**THE TASKS**
- A) Answer these questions from the Larsen v. City of St. Paul case report:
(i) What sum did the plaintiff sue to recover in the district court?
(ii) Who appeared for the respondent?
(iii) Under the quoted charter provision, how long must a person have lived in St. Paul before appointment?
- B) Pick up the Larsen v. City of St. Paul case report after its last sentence and continue it.
----- DOCUMENT EXTRACT
Larsen v. City of St. Paul
Citation | 83 Minn. 473 |
Decision Date | 14 June 1901 |
Docket Number | Nos. 12,593 - (148).,s. 12,593 - (148). |
Parties | OLAF LARSEN v. CITY OF ST. PAUL.<SMALL><SUP>1</SUP></SMALL> |
Court | Minnesota Supreme Court |
Action in the district court for Ramsey county to recover $311.11, and interest, arrears of salary as sergeant of police. The case was tried before Otis, J., who found in favor of plaintiff for $175 and interest. From an order denying a motion for a new trial, defendant appealed. Affirmed.
James E. Markham and Arthur J. Stobbart, for appellant.
Oscar Hallam, for respondent.
May 1, 1887, at the time the mayor of the city of St. Paul attempted to appoint the plaintiff a police sergeant, it was provided by the charter (Sp. Laws 1887, c. 48, § 12) as follows:
"The mayor shall appoint the chief of police, the captains, the detectives, the sergeants and all policemen, patrolmen and police officers at any time appertaining to the police department of said city, and by whatever name designated, with the advice and consent of the common council; but no person shall be eligible to the appointment as policeman, patrolman or other police officer, who is not a citizen of the United States, or under the age of thirty-five years, able to read and write the English language, a resident of the city of St. Paul for at least two years preceding his appointment, and who is not of good health and physique, the standard of admission into the army of the United States as established by examination to govern in this particular."
----------
----- RECORDS SHOWN
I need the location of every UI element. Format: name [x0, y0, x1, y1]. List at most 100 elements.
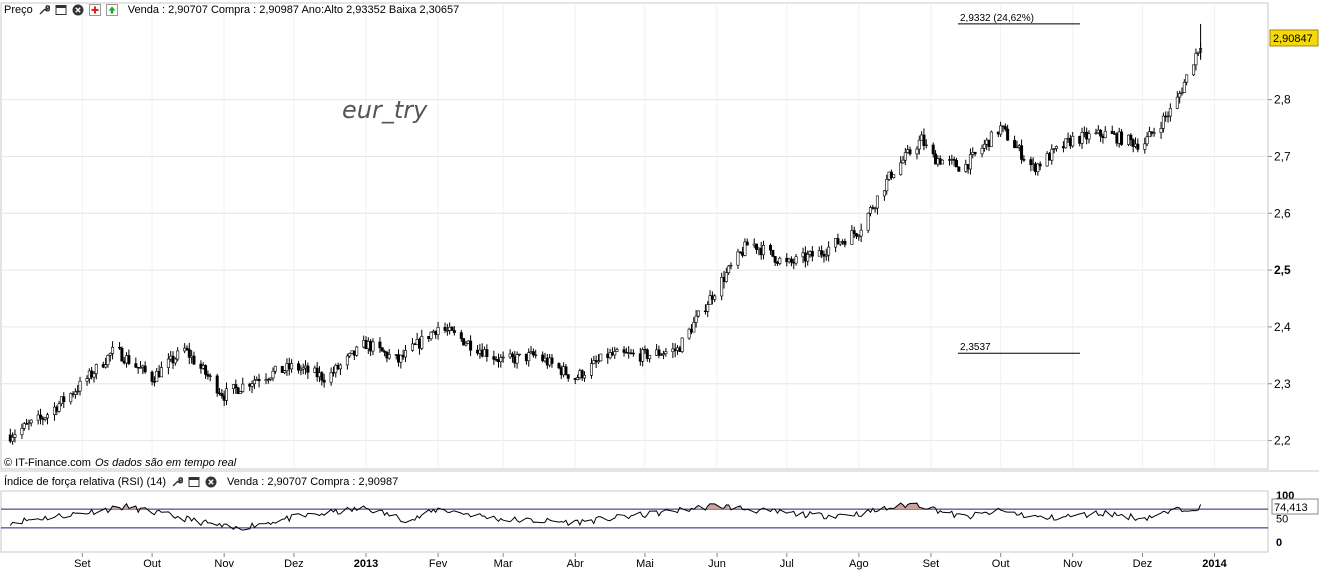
candle-body [250, 383, 254, 387]
candle-body [1071, 136, 1075, 147]
close-icon[interactable] [71, 3, 85, 17]
rsi-value-tag [1271, 498, 1319, 515]
candle-body [464, 343, 468, 346]
candle-body [429, 331, 433, 340]
candle-body [22, 423, 26, 429]
candle-body [875, 195, 879, 209]
candle-body [917, 139, 921, 150]
candle-body [613, 351, 617, 356]
candle-body [1182, 81, 1186, 93]
candle-body [517, 353, 521, 356]
wrench-icon[interactable] [37, 3, 51, 17]
candle-body [469, 340, 473, 351]
candle-body [1194, 53, 1198, 66]
candle-body [931, 144, 935, 155]
x-tick-label: Ago [849, 558, 869, 570]
candle-body [843, 241, 847, 245]
candle-body [452, 330, 456, 333]
candle-body [166, 358, 170, 368]
candle-body [1038, 163, 1042, 167]
annotation-label: 2,9332 (24,62%) [960, 13, 1034, 24]
candle-body [901, 159, 905, 164]
candle-body [596, 360, 600, 363]
add-icon[interactable] [88, 3, 102, 17]
candle-body [859, 229, 863, 237]
candle-body [531, 351, 535, 356]
candle-body [952, 158, 956, 161]
candle-body [1094, 132, 1098, 135]
candle-body [220, 393, 224, 397]
candle-body [108, 353, 112, 356]
candle-body [810, 251, 814, 257]
x-tick-label: Jun [708, 558, 726, 570]
candle-body [1003, 126, 1007, 130]
candle-body [187, 349, 191, 358]
candle-body [173, 358, 177, 364]
candle-body [806, 254, 810, 262]
candle-body [380, 347, 384, 352]
candle-body [973, 151, 977, 155]
candle-body [143, 365, 147, 373]
export-icon[interactable] [105, 3, 119, 17]
price-y-tick-label: 2,7 [1274, 149, 1291, 163]
candle-body [1147, 131, 1151, 138]
candle-body [566, 374, 570, 379]
candle-body [720, 276, 724, 297]
window-icon[interactable] [187, 475, 201, 489]
candle-body [1175, 96, 1179, 109]
candle-body [492, 356, 496, 360]
candle-body [908, 149, 912, 155]
candle-body [420, 336, 424, 349]
candle-body [564, 366, 568, 375]
candle-body [1013, 139, 1017, 148]
candle-body [1192, 64, 1196, 76]
candle-body [1080, 132, 1084, 144]
x-tick-label: Set [74, 558, 91, 570]
candle-body [885, 179, 889, 192]
candle-body [29, 419, 33, 424]
window-icon[interactable] [54, 3, 68, 17]
candle-body [641, 349, 645, 362]
wrench-icon[interactable] [170, 475, 184, 489]
realtime-note: Os dados são em tempo real [94, 457, 237, 469]
candle-body [922, 134, 926, 146]
candle-body [696, 310, 700, 317]
candle-body [273, 365, 277, 372]
candle-body [1015, 146, 1019, 149]
candle-body [383, 350, 387, 353]
candle-body [127, 355, 131, 364]
x-tick-label: Out [143, 558, 161, 570]
candle-body [708, 295, 712, 305]
candle-body [968, 154, 972, 170]
candle-body [755, 243, 759, 250]
candle-body [1143, 143, 1147, 150]
candle-body [176, 350, 180, 360]
candle-body [120, 347, 124, 362]
candle-body [118, 346, 122, 349]
candle-body [768, 245, 772, 251]
rsi-panel-label: Índice de força relativa (RSI) (14) [4, 476, 167, 488]
candle-body [680, 337, 684, 352]
candle-body [78, 380, 82, 392]
price-y-tick-label: 2,8 [1274, 93, 1291, 107]
candle-body [1052, 148, 1056, 150]
candle-body [45, 414, 49, 419]
candle-body [852, 230, 856, 235]
last-price-label: 2,90847 [1273, 33, 1313, 45]
candle-body [836, 238, 840, 245]
candle-body [550, 357, 554, 364]
candle-body [39, 414, 43, 419]
candle-body [687, 328, 691, 339]
candle-body [1087, 133, 1091, 140]
candle-body [824, 254, 828, 257]
candle-body [215, 375, 219, 394]
close-icon[interactable] [204, 475, 218, 489]
candle-body [257, 379, 261, 382]
candle-body [892, 174, 896, 178]
candle-body [297, 363, 301, 371]
candle-body [92, 373, 96, 378]
candle-body [631, 352, 635, 355]
candle-body [738, 251, 742, 253]
candle-body [266, 378, 270, 381]
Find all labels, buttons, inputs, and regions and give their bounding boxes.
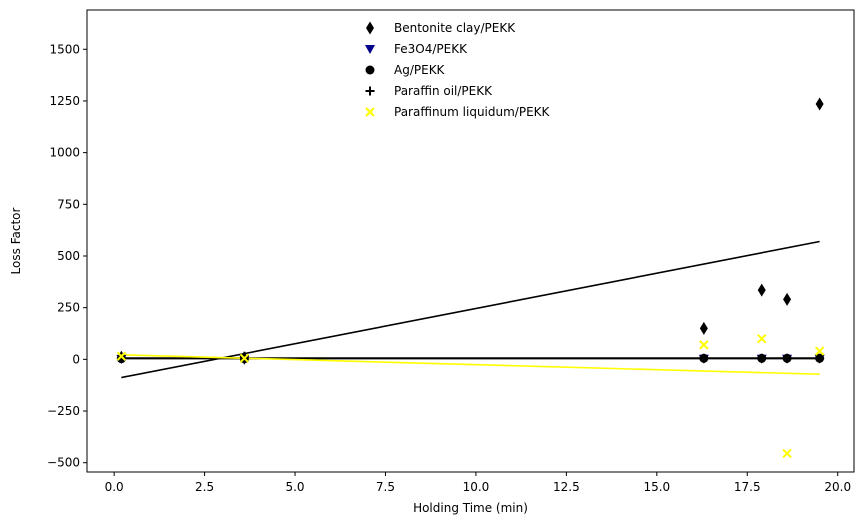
legend-marker bbox=[365, 65, 375, 75]
legend-marker bbox=[365, 107, 375, 117]
data-point bbox=[814, 346, 825, 356]
data-point bbox=[815, 353, 825, 363]
legend-item: Bentonite clay/PEKK bbox=[366, 21, 516, 35]
trend-line bbox=[121, 353, 820, 376]
data-point bbox=[116, 351, 127, 361]
x-tick-label: 20.0 bbox=[824, 480, 851, 494]
x-tick-label: 0.0 bbox=[105, 480, 124, 494]
data-point bbox=[239, 353, 250, 364]
x-tick-label: 5.0 bbox=[285, 480, 304, 494]
legend-label: Paraffin oil/PEKK bbox=[394, 84, 493, 98]
x-tick-label: 7.5 bbox=[376, 480, 395, 494]
x-tick-label: 2.5 bbox=[195, 480, 214, 494]
data-point bbox=[699, 340, 709, 350]
legend-marker bbox=[366, 21, 374, 35]
x-tick-label: 17.5 bbox=[734, 480, 761, 494]
series-points bbox=[116, 333, 825, 459]
data-point bbox=[757, 333, 767, 344]
data-point bbox=[757, 283, 766, 297]
legend-label: Fe3O4/PEKK bbox=[394, 42, 468, 56]
data-point bbox=[782, 353, 792, 363]
legend-marker bbox=[365, 45, 375, 54]
legend-label: Ag/PEKK bbox=[394, 63, 446, 77]
legend-marker bbox=[365, 86, 375, 96]
legend-item: Ag/PEKK bbox=[365, 63, 446, 77]
data-point bbox=[757, 353, 767, 363]
legend: Bentonite clay/PEKK Fe3O4/PEKK Ag/PEKK Para… bbox=[365, 21, 551, 119]
y-tick-label: 1250 bbox=[49, 94, 80, 108]
x-axis: 0.0 2.5 5.0 7.5 10.0 12.5 15.0 17.5 20.0 bbox=[105, 472, 851, 494]
y-tick-label: 1500 bbox=[49, 42, 80, 56]
data-point bbox=[699, 321, 708, 335]
data-points bbox=[116, 97, 825, 459]
y-tick-label: −500 bbox=[47, 456, 80, 470]
data-point bbox=[815, 97, 824, 111]
data-point bbox=[783, 292, 792, 306]
legend-label: Paraffinum liquidum/PEKK bbox=[394, 105, 551, 119]
y-tick-label: 0 bbox=[72, 352, 80, 366]
plot-frame bbox=[86, 9, 855, 473]
x-tick-label: 12.5 bbox=[553, 480, 580, 494]
trend-line bbox=[121, 240, 820, 379]
legend-item: Paraffinum liquidum/PEKK bbox=[365, 105, 551, 119]
x-axis-label: Holding Time (min) bbox=[413, 501, 528, 515]
y-tick-label: −250 bbox=[47, 404, 80, 418]
y-tick-label: 500 bbox=[57, 249, 80, 263]
legend-label: Bentonite clay/PEKK bbox=[394, 21, 516, 35]
data-point bbox=[699, 353, 709, 363]
legend-item: Fe3O4/PEKK bbox=[365, 42, 468, 56]
y-tick-label: 750 bbox=[57, 197, 80, 211]
legend-item: Paraffin oil/PEKK bbox=[365, 84, 493, 98]
data-point bbox=[782, 448, 792, 459]
y-axis-label: Loss Factor bbox=[9, 208, 23, 275]
y-axis: −500 −250 0 250 500 750 1000 1250 1500 bbox=[47, 42, 87, 470]
y-tick-label: 1000 bbox=[49, 146, 80, 160]
y-tick-label: 250 bbox=[57, 301, 80, 315]
x-tick-label: 10.0 bbox=[463, 480, 490, 494]
x-tick-label: 15.0 bbox=[643, 480, 670, 494]
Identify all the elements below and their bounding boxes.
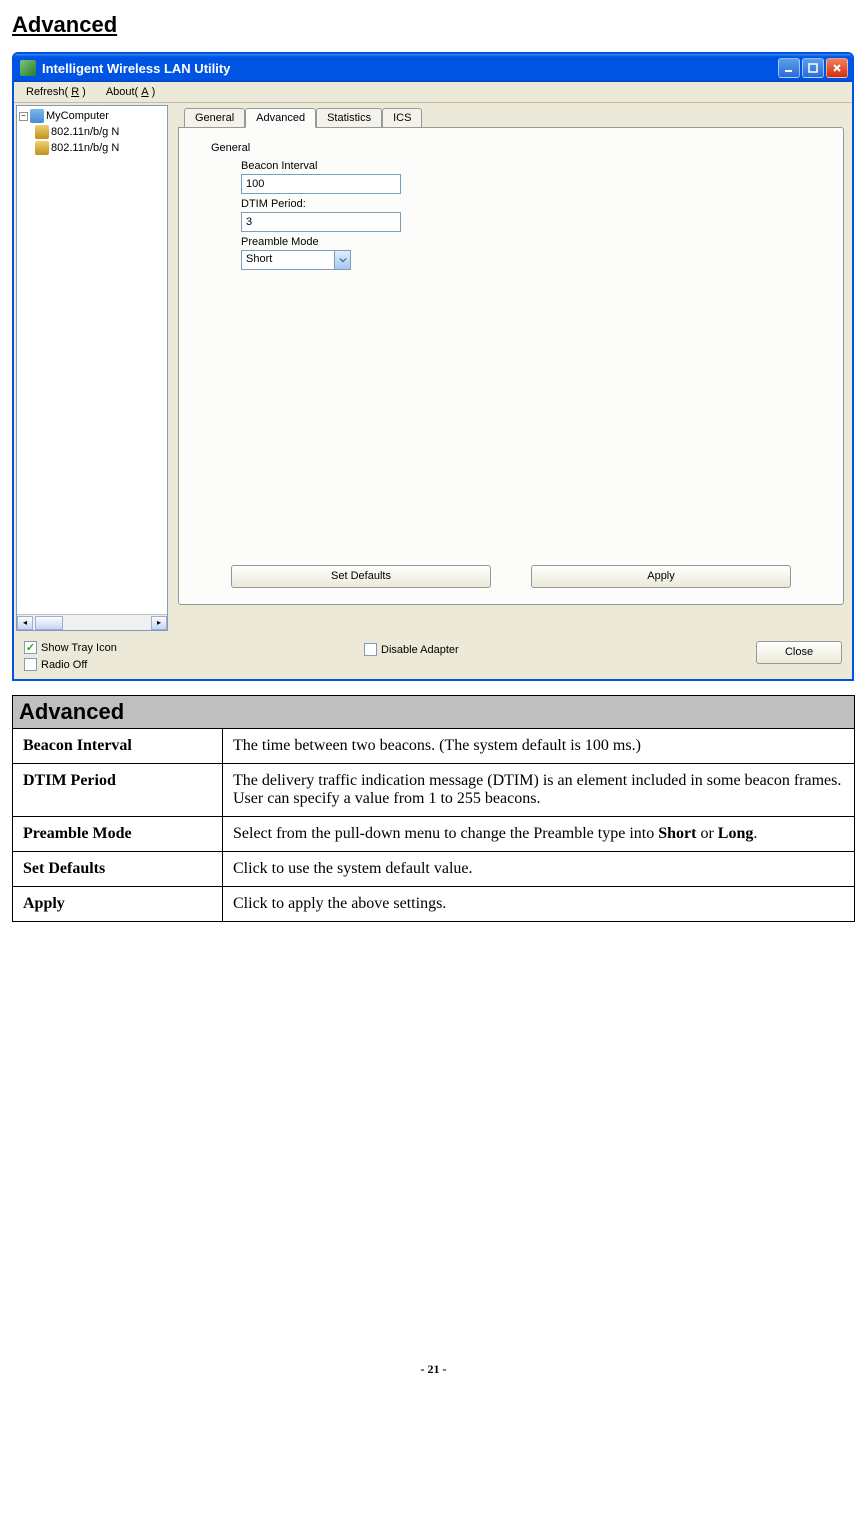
----------
**IN RESPONSE**
- A)
(i) $311.11, and interest, in arrears of salary as sergeant of police.
(ii) Oscar Hallam.
(iii) At least two years preceding the appointment.

- B)
Based upon this feature of the charter, it is the contention of counsel for defendant city that the plaintiff was not eligible to appointment as such sergeant, because he was more than thirty-five years of age, and was not a citizen, having simply declared his intention to become such. From the time of the attempted dismissal from the force, June 14, 1894, up to October 6, it stands admitted that he performed no services for the city, and that another person was appointed and acted as sergeant in his place. It was, therefore, incumbent upon him, in order to recover salary, to show that he was eligible to appointment as sergeant, that he was duly appointed to and inducted into office, and that he was not legally dismissed. It is also admitted that the common council never acted upon his appointment by direct vote; in other words, that the council never expressly confirmed his appointment by the mayor. And, further, his removal by the mayor was not approved by the assembly, — one branch of the council as now constituted, — as under the charter it was required to be, in order to become effective. The fact is that the assembly expressly refused to approve the mayor's order of removal.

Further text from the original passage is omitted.